= EXTRACT TO READ =
God created us for Himself and each other. We are created for community - a
fully human existence is a life in relationship with God, and with neighbor. The
highest, richest, fullest human existence is a life drawn out of itself, lived with
care for the world and all God's children.
The best of spiritual directors have seen this clearly. There is an inward journey the cultivation of a personal spiritual life. There must be an outward journey, the
moving out in compassion to the world.
The two journeys must be engaged in simultaneously. It is not the case that we
can become spiritual masters and then begin to serve in the Kingdom. Training
for Kingdom service is "hands on" training. It is as we engage in the mission of
Christ in the world that we are driven deeper into the spiritual life and as we
deepen the spiritual springs of the soul we will be driven out into the world in the
cause of Christ.
Inward journey. Outward journey.
In worship and personal devotion we find our lives transformed into the posture
of the open hand and we enter the arena of service. Such service requires regular
maintenance of our spiritual life and thus we seek grace and power in worship
and devotion.

= RECORDS FOR THE TASK =
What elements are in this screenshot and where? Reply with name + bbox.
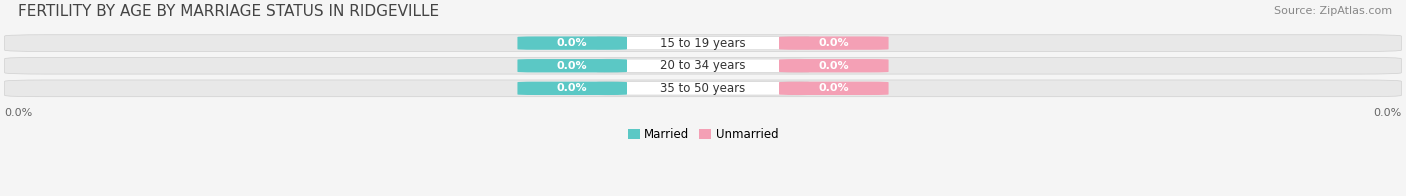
FancyBboxPatch shape xyxy=(779,36,889,50)
FancyBboxPatch shape xyxy=(779,82,889,95)
Text: 0.0%: 0.0% xyxy=(557,61,588,71)
Text: 0.0%: 0.0% xyxy=(557,83,588,93)
FancyBboxPatch shape xyxy=(517,82,627,95)
FancyBboxPatch shape xyxy=(598,59,808,72)
Text: 0.0%: 0.0% xyxy=(818,61,849,71)
FancyBboxPatch shape xyxy=(598,82,808,95)
FancyBboxPatch shape xyxy=(4,80,1402,97)
Text: 15 to 19 years: 15 to 19 years xyxy=(661,37,745,50)
FancyBboxPatch shape xyxy=(517,36,627,50)
FancyBboxPatch shape xyxy=(4,57,1402,74)
Text: 0.0%: 0.0% xyxy=(818,83,849,93)
Text: 20 to 34 years: 20 to 34 years xyxy=(661,59,745,72)
Text: 35 to 50 years: 35 to 50 years xyxy=(661,82,745,95)
Text: 0.0%: 0.0% xyxy=(557,38,588,48)
Text: FERTILITY BY AGE BY MARRIAGE STATUS IN RIDGEVILLE: FERTILITY BY AGE BY MARRIAGE STATUS IN R… xyxy=(18,4,440,19)
FancyBboxPatch shape xyxy=(4,35,1402,52)
Legend: Married, Unmarried: Married, Unmarried xyxy=(623,123,783,146)
Text: Source: ZipAtlas.com: Source: ZipAtlas.com xyxy=(1274,6,1392,16)
FancyBboxPatch shape xyxy=(598,36,808,50)
FancyBboxPatch shape xyxy=(779,59,889,72)
Text: 0.0%: 0.0% xyxy=(818,38,849,48)
FancyBboxPatch shape xyxy=(517,59,627,72)
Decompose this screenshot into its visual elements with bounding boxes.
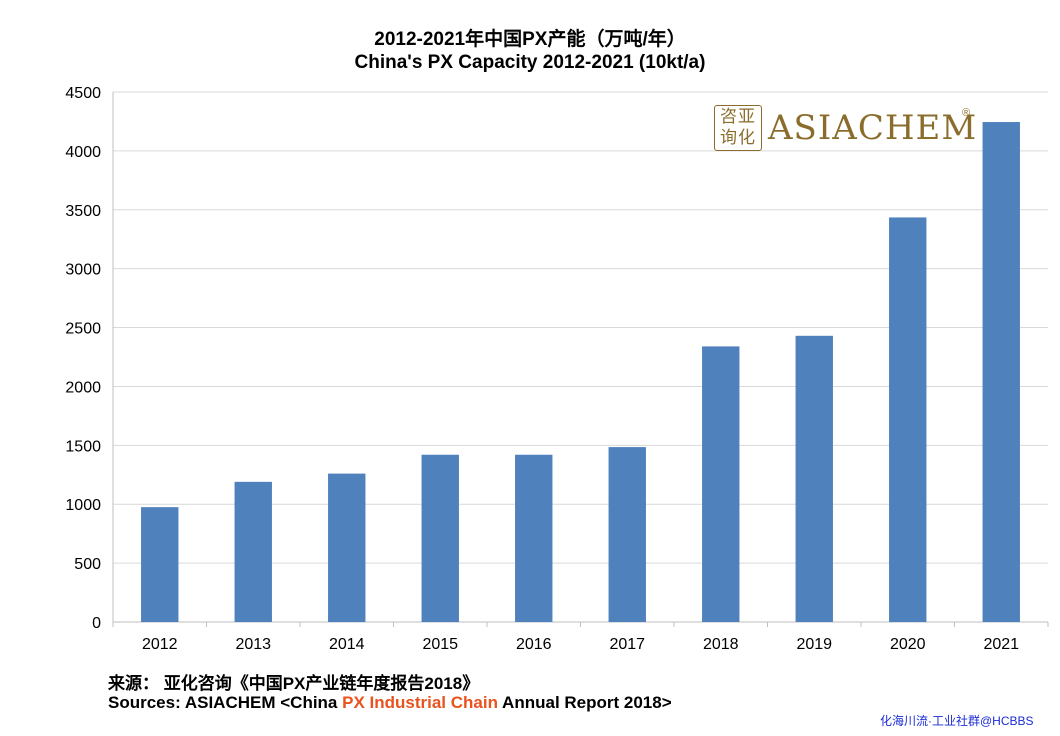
watermark: 化海川流·工业社群@HCBBS: [880, 714, 1034, 728]
bar-2013: [234, 481, 272, 622]
y-tick-label: 500: [74, 556, 101, 573]
logo-seal: 咨亚 询化: [714, 105, 762, 151]
chart-title-cn: 2012-2021年中国PX产能（万吨/年）: [374, 29, 686, 50]
y-tick-label: 4000: [65, 144, 101, 161]
y-tick-label: 2500: [65, 321, 101, 338]
bar-2014: [328, 473, 366, 622]
y-tick-label: 2000: [65, 379, 101, 396]
bar-2018: [702, 346, 740, 622]
source-en: Sources: ASIACHEM <China PX Industrial C…: [108, 693, 672, 713]
bar-2017: [608, 447, 646, 622]
y-tick-label: 3000: [65, 262, 101, 279]
source-en-suffix: Annual Report 2018>: [497, 693, 672, 712]
bar-2020: [889, 217, 927, 622]
bar-2012: [141, 507, 179, 622]
source-cn: 来源： 亚化咨询《中国PX产业链年度报告2018》: [108, 674, 480, 693]
bar-2019: [795, 335, 833, 622]
x-tick-label: 2019: [796, 636, 832, 653]
chart-title-en: China's PX Capacity 2012-2021 (10kt/a): [354, 52, 706, 73]
y-tick-label: 1500: [65, 438, 101, 455]
logo-registered-mark: ®: [962, 107, 971, 119]
x-tick-label: 2013: [235, 636, 271, 653]
logo-brand: ASIACHEM: [768, 108, 978, 148]
source-en-highlight: PX Industrial Chain: [342, 693, 498, 712]
x-tick-label: 2015: [422, 636, 458, 653]
y-tick-label: 4500: [65, 85, 101, 102]
x-tick-label: 2017: [609, 636, 645, 653]
source-en-prefix: Sources: ASIACHEM <China: [108, 693, 343, 712]
x-tick-label: 2016: [516, 636, 552, 653]
y-tick-label: 0: [92, 615, 101, 632]
bar-2016: [515, 454, 553, 622]
x-tick-label: 2020: [890, 636, 926, 653]
x-tick-label: 2012: [142, 636, 178, 653]
x-tick-label: 2021: [983, 636, 1019, 653]
bar-2015: [421, 454, 459, 622]
y-tick-label: 3500: [65, 203, 101, 220]
y-tick-label: 1000: [65, 497, 101, 514]
bar-2021: [982, 122, 1020, 623]
x-tick-label: 2018: [703, 636, 739, 653]
x-tick-label: 2014: [329, 636, 365, 653]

= PARTS OF THE EXERCISE =
**A)** In the entries, rename "FancyBboxPatch" to "Rectangle" in the lines from the one holding "FancyBboxPatch shape xyxy=(779,36,889,50)" through the one holding "FancyBboxPatch shape xyxy=(598,59,808,72)", inclusive. Return only those lines, with everything else left unchanged.
**B)** Take the passage on the inward and outward spiritual journey further, starting after its last sentence.

= RESPONSE LIST =
**A)**
Rectangle shape xyxy=(779,36,889,50)
Rectangle shape xyxy=(779,82,889,95)
Text: 0.0%: 0.0% xyxy=(557,61,588,71)
Text: 0.0%: 0.0% xyxy=(557,83,588,93)
Rectangle shape xyxy=(517,82,627,95)
Rectangle shape xyxy=(598,59,808,72)

**B)**
In Israel there is a classic example of what I am addressing in this message. From
the heights of Mount Herman and surrounding mountain ranges fresh water
flows into the Jordan River. When in the Holy Land, we came down from the
Golan Heights and stopped at a small bridge over the sparkling, fresh, flowing
water of the Jordan. We also took a boat trip on the lovely Sea of Galilee. The
Jordan flows out of Galilee at its south end. The sea is still fished as it was in
Jesus' day. The water is sweet. The Jordan flows south and empties into the Dead
Sea. It is called the Dead Sea because of its heavy saline content. It is also called
the Salt Sea. It is heavy with mineral content. I swam in the Dead Sea and could
not submerge myself. One bobs on the surface like a cork. Surrounding the Dead
Sea it is wilderness, a desert, stark and barren. The water is useless for irrigation;
it cannot make the desert bloom.
What is the difference? It is the same water.
The difference is that the Dead Sea has no outlet; there is nowhere for the water
to go and thus it becomes stagnant. It brings death rather than life. The Sea of
Galilee is fresh, supporting life, watering the countryside and making it fruitful.
The Dead Sea is stagnant, devoid of life, leaving the area a wilderness.
The Sea of Galilee both receives and gives.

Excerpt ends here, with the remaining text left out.